--- BEGIN Document segment ---

On Mon, May 11, 2026 at 06:41:06PM +0200, Andrii Nakryiko wrote:
> On Sun, May 10, 2026 at 2:25 PM Jiri Olsa <olsajiri@gmail.com> wrote:
> >
> > On Fri, May 08, 2026 at 05:30:56PM -0700, Andrii Nakryiko wrote:
> > > The x86 uprobe nop5 optimization currently replaces a 5-byte NOP at the
> > > probe site with a CALL into a uprobe trampoline. CALL pushes a return
> > > address to [rsp-8]. On x86-64 this is inside the 128-byte red zone, where
> > > user code may keep temporary data without adjusting rsp.
> > >
> > > Use a 5-byte JMP instead. JMP does not write to the user stack, but it
> > > also does not provide a return address. Replace the single trampoline
> > > entry with a page of 16-byte slots. Each optimized probe jumps to its
> > > assigned slot, the slot moves rsp below the red zone, saves the registers
> > > clobbered by syscall, and invokes the uprobe syscall:
> > >
> > >   Probe site:   jmp slot_N              (5B, replaces nop5)
> > >
> > >   Slot N:       lea  -128(%rsp), %rsp   (5B)  skip red zone
> > >                 push %rcx               (1B)  save (syscall clobbers)
> > >                 push %r11               (2B)  save (syscall clobbers)
> > >                 push %rax               (1B)  save (syscall uses for nr)
> > >                 mov  $336, %eax         (5B)  uprobe syscall number
> > >                 syscall                 (2B)
> > >
> > > All slots contain identical code at different offsets, so the trampoline
> > > page is generated once at boot and mapped read-execute into each process.
> > > The syscall handler identifies the slot from regs->ip, which points just
> > > after the syscall instruction, and uses a per-mm slot table to recover the
> > > original probe address.
> > >
> > > The uprobe syscall does not return to the trampoline slot. The handler
> > > restores the probe-site register state, runs the uprobe consumers, sets
> > > pt_regs to continue at probe_addr + 5 unless a consumer redirected
> > > execution, and returns directly through the IRET path. This preserves
> > > general purpose registers, including rcx and r11, without requiring any
> > > post-syscall cleanup code in the trampoline and avoids call/ret, RSB, and
> > > shadow stack concerns.

--- END Document segment ---
--- BEGIN Stored data ---

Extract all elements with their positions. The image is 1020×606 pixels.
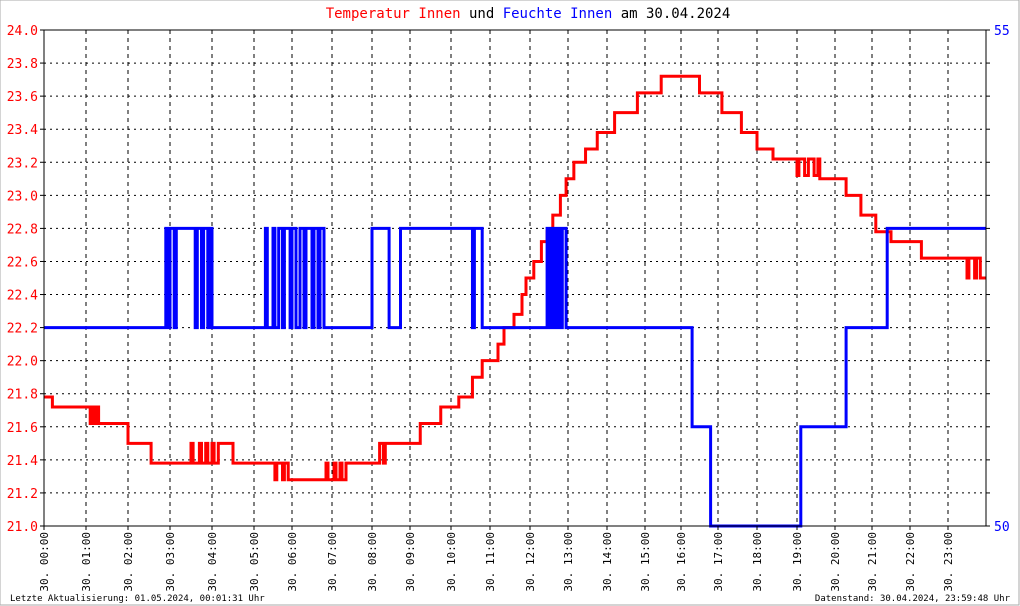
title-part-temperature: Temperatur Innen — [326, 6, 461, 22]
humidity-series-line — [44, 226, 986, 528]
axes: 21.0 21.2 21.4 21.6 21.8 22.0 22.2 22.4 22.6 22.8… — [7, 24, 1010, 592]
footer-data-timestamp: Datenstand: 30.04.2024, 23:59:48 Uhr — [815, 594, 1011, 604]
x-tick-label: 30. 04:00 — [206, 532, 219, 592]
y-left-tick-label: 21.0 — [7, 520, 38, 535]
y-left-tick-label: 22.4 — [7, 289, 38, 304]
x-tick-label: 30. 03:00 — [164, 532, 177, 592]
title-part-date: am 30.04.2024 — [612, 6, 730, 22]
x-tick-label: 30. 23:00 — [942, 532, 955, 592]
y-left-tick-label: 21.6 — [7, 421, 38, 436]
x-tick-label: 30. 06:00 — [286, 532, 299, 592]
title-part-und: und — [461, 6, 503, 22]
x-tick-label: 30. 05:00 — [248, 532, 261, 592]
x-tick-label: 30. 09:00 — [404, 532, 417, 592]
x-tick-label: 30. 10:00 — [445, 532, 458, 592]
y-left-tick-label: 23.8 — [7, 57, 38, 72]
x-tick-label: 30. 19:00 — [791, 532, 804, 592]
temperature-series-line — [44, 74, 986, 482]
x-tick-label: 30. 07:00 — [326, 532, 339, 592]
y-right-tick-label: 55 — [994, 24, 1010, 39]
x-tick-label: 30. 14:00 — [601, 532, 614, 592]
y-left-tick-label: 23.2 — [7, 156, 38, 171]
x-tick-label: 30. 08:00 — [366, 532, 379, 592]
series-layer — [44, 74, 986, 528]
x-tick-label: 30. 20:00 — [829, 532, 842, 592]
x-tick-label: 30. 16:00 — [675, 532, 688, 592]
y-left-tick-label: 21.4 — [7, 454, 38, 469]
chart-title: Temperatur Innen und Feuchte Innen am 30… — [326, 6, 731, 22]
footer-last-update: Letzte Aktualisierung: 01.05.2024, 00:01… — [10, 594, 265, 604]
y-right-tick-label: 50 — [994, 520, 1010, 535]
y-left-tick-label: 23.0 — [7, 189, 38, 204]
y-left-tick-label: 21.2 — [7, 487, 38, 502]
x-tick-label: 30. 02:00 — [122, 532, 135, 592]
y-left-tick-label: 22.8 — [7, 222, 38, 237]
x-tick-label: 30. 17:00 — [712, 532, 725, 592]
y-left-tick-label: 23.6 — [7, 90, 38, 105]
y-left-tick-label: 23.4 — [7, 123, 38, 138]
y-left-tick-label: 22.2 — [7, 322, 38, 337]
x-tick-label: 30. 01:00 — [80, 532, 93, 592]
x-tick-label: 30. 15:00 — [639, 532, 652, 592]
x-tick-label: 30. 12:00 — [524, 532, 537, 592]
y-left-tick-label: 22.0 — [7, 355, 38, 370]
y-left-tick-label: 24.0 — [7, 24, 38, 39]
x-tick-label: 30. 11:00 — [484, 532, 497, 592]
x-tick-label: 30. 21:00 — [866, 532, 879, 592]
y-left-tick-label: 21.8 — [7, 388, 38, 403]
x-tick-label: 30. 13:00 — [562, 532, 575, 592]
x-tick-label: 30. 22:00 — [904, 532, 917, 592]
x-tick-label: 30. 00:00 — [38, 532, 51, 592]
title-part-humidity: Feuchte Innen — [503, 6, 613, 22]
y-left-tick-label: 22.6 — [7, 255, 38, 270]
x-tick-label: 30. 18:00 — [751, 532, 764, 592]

--- END Stored data ---
--- BEGIN Stored data ---

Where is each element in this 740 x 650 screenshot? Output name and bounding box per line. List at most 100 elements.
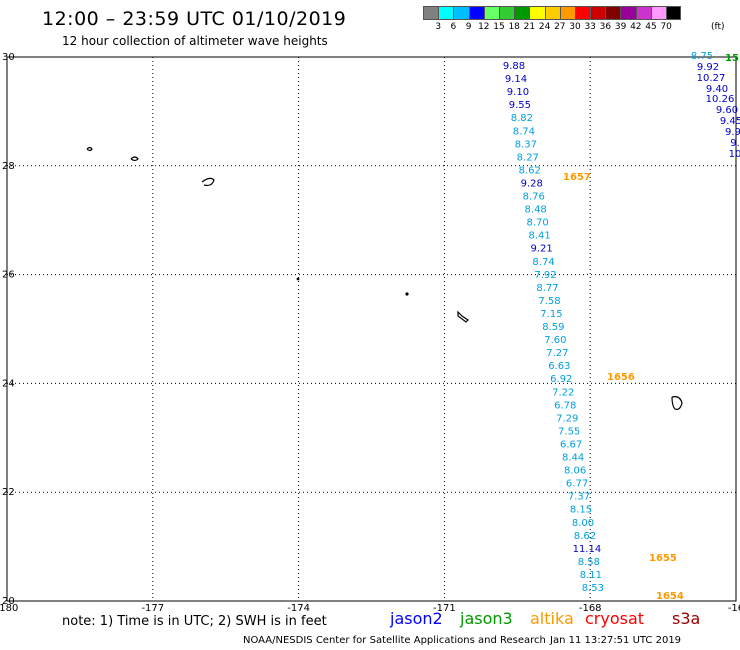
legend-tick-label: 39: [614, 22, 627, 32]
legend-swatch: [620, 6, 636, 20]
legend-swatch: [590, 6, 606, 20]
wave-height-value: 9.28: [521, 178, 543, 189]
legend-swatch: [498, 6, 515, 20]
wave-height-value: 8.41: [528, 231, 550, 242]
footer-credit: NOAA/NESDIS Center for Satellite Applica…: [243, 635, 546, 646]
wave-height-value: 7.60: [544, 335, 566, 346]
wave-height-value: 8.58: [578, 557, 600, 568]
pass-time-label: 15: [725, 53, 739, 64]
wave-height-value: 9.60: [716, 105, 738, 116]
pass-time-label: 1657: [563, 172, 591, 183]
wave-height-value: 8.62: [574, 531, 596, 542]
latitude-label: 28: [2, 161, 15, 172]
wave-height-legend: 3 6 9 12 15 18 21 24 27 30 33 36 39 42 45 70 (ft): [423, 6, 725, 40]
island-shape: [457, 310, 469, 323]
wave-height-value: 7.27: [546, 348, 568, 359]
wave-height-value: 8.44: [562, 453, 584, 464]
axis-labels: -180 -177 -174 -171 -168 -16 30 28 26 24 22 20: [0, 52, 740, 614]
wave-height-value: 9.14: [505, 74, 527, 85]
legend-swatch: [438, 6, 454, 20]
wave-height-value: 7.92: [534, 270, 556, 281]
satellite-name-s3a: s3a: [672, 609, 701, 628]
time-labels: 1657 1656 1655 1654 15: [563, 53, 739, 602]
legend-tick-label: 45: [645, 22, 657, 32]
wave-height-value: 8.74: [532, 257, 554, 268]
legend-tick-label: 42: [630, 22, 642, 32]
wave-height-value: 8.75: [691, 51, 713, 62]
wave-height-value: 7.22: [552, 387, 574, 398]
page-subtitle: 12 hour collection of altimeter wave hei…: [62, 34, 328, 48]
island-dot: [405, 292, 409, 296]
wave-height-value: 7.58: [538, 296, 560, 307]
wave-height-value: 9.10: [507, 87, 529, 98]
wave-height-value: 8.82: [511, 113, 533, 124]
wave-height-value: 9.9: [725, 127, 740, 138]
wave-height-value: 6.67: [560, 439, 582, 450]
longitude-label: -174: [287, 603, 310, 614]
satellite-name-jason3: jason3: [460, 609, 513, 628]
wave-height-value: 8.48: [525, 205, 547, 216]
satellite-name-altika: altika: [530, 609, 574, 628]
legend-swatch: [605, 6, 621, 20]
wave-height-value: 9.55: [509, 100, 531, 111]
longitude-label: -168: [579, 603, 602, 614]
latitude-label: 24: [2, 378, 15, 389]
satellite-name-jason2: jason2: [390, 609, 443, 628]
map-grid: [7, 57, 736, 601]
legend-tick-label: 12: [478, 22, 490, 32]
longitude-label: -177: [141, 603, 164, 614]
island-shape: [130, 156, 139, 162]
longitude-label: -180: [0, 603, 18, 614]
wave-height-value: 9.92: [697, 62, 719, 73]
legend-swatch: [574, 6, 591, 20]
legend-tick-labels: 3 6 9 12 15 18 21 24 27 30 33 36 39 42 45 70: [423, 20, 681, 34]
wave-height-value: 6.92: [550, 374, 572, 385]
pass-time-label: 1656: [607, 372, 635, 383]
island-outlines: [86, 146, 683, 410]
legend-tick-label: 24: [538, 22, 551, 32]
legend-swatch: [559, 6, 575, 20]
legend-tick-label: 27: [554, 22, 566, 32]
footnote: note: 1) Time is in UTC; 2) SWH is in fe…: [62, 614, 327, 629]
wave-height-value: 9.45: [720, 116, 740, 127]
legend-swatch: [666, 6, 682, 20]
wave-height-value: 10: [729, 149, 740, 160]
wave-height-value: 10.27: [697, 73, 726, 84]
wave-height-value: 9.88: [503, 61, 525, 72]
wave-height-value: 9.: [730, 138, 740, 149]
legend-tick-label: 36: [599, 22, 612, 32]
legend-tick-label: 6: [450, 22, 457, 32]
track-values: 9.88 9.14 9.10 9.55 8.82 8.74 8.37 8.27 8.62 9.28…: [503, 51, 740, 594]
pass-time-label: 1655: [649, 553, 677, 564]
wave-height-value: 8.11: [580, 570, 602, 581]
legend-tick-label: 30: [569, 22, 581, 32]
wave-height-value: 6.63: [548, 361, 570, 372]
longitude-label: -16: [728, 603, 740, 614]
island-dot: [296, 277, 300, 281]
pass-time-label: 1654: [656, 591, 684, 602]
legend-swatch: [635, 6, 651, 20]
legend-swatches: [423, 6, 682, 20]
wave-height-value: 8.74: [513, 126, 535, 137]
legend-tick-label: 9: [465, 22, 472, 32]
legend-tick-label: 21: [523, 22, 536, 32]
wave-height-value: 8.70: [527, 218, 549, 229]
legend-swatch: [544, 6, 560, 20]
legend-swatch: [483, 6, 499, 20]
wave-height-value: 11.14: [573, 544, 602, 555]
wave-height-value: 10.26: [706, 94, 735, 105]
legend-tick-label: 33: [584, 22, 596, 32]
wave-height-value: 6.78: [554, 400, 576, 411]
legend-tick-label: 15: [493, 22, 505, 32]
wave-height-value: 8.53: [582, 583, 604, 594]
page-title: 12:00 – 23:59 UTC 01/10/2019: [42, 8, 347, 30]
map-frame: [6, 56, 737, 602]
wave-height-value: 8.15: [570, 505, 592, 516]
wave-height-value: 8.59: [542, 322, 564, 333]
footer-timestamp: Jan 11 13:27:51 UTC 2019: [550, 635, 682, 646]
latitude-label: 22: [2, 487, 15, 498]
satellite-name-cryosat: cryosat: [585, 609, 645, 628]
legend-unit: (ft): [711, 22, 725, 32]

--- END Stored data ---

### Problems to solve
A) Which instructions make up Slot N in the uprobe trampoline message?
B) Proceed with the uprobe trampoline message, starting after its final sentence.

### Exercise results
A)
- lea -128(%rsp), %rsp
- push %rcx
- push %r11
- push %rax
- mov $336, %eax
- syscall

B)
> > >
> > > Protect the per-mm trampoline list with RCU and free trampoline metadata
> > > with kfree_rcu(). This lets the syscall path resolve trampoline slots
> > > without taking mmap_lock. The optimized-instruction detection path also
> > > walks the trampoline list under an RCU read-side lock. Since that path
> > > starts from the JMP target, it translates the slot start to the post-syscall
> > > IP expected by the shared resolver before checking the trampoline mapping.
> > >
> > > Each trampoline page provides 256 slots. Slots stay permanently assigned
> > > to their first probe address and are reused only when the same address is
> > > probed again. Reassigning detached slots is deliberately avoided because a
> > > thread can remain in a trampoline for an unbounded time due to ptrace,
> > > interrupts, or scheduling delays. If a reachable trampoline page runs out
> > > of slots, probes that cannot allocate a slot fall back to the slower INT3
> > > path.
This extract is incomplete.